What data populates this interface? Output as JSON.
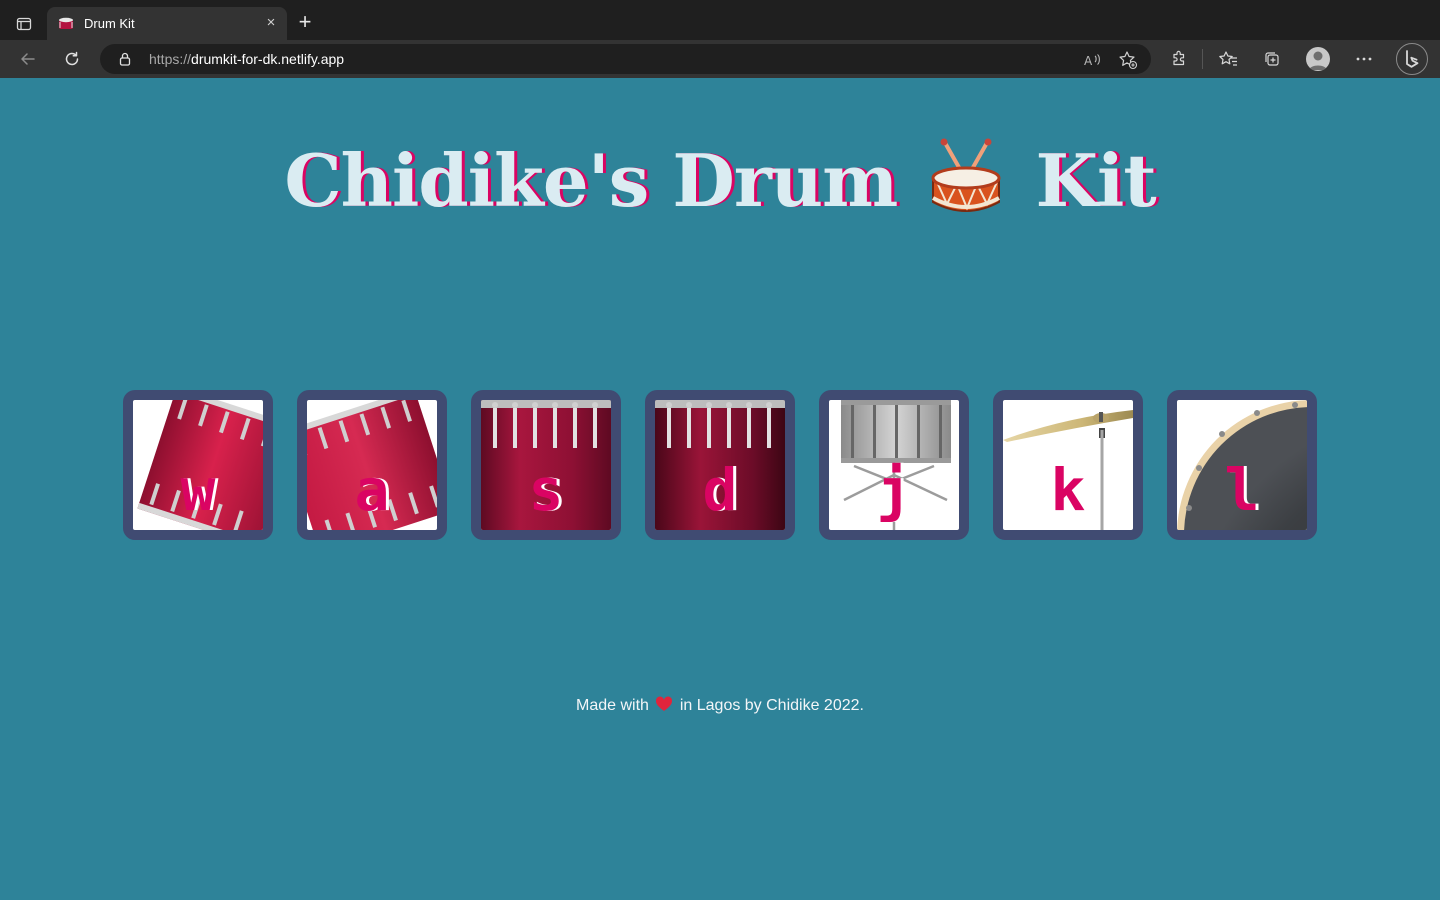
{
  "browser": {
    "tab_title": "Drum Kit",
    "tab_close": "×",
    "new_tab": "+",
    "url_protocol": "https://",
    "url_host": "drumkit-for-dk.netlify.app"
  },
  "page": {
    "title_part1": "Chidike's Drum",
    "title_part2": "Kit"
  },
  "drums": [
    {
      "key": "w",
      "art": "tom-tilted-left-icon"
    },
    {
      "key": "a",
      "art": "tom-tilted-right-icon"
    },
    {
      "key": "s",
      "art": "snare-icon"
    },
    {
      "key": "d",
      "art": "snare-dark-icon"
    },
    {
      "key": "j",
      "art": "silver-snare-icon"
    },
    {
      "key": "k",
      "art": "crash-cymbal-icon"
    },
    {
      "key": "l",
      "art": "kick-drum-icon"
    }
  ],
  "footer": {
    "before": "Made with",
    "after": "in Lagos by Chidike 2022."
  },
  "colors": {
    "background": "#2e8399",
    "drum_border": "#404b72",
    "accent": "#da0463",
    "title_text": "#daecf2"
  }
}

------------

» Goal
Search the listing for the word "icon" and return each line that holds it.

» The output
      "art": "tom-tilted-left-icon"
      "art": "tom-tilted-right-icon"
      "art": "snare-icon"
      "art": "snare-dark-icon"
      "art": "silver-snare-icon"
      "art": "crash-cymbal-icon"
      "art": "kick-drum-icon"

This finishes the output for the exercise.